**What you should do:** Transcribe the records that follow, preserving every word.

**Stored data entries:**

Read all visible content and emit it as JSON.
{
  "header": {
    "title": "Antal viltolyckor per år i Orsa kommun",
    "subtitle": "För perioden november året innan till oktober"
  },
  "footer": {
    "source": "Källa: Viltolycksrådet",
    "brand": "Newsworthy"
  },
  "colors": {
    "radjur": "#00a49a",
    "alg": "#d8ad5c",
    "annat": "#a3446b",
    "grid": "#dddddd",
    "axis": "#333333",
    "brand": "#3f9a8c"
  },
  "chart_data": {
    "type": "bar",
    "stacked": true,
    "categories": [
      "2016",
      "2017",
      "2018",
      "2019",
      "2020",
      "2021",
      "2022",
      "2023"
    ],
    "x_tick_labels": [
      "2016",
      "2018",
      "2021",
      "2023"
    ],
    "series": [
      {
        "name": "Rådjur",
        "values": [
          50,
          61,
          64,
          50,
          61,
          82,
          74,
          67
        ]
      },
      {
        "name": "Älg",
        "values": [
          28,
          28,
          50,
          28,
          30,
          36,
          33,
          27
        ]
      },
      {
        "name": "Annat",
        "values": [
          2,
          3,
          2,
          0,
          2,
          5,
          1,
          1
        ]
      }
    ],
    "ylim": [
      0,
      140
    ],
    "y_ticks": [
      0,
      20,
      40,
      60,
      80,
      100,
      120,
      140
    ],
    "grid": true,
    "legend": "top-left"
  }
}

**Solution for this task:**
Read all visible content and emit it as JSON.
{
  "header": {
    "title": "Antal viltolyckor per år i Orsa kommun",
    "subtitle": "För perioden november året innan till oktober"
  },
  "footer": {
    "source": "Källa: Viltolycksrådet",
    "brand": "Newsworthy"
  },
  "colors": {
    "radjur": "#00a49a",
    "alg": "#d8ad5c",
    "annat": "#a3446b",
    "grid": "#dddddd",
    "axis": "#333333",
    "brand": "#3f9a8c"
  },
  "chart_data": {
    "type": "bar",
    "stacked": true,
    "categories": [
      "2016",
      "2017",
      "2018",
      "2019",
      "2020",
      "2021",
      "2022",
      "2023"
    ],
    "x_tick_labels": [
      "2016",
      "2018",
      "2021",
      "2023"
    ],
    "series": [
      {
        "name": "Rådjur",
        "values": [
          50,
          61,
          64,
          50,
          61,
          82,
          74,
          67
        ]
      },
      {
        "name": "Älg",
        "values": [
          28,
          28,
          50,
          28,
          30,
          36,
          33,
          27
        ]
      },
      {
        "name": "Annat",
        "values": [
          2,
          3,
          2,
          0,
          2,
          5,
          1,
          1
        ]
      }
    ],
    "ylim": [
      0,
      140
    ],
    "y_ticks": [
      0,
      20,
      40,
      60,
      80,
      100,
      120,
      140
    ],
    "grid": true,
    "legend": "top-left"
  }
}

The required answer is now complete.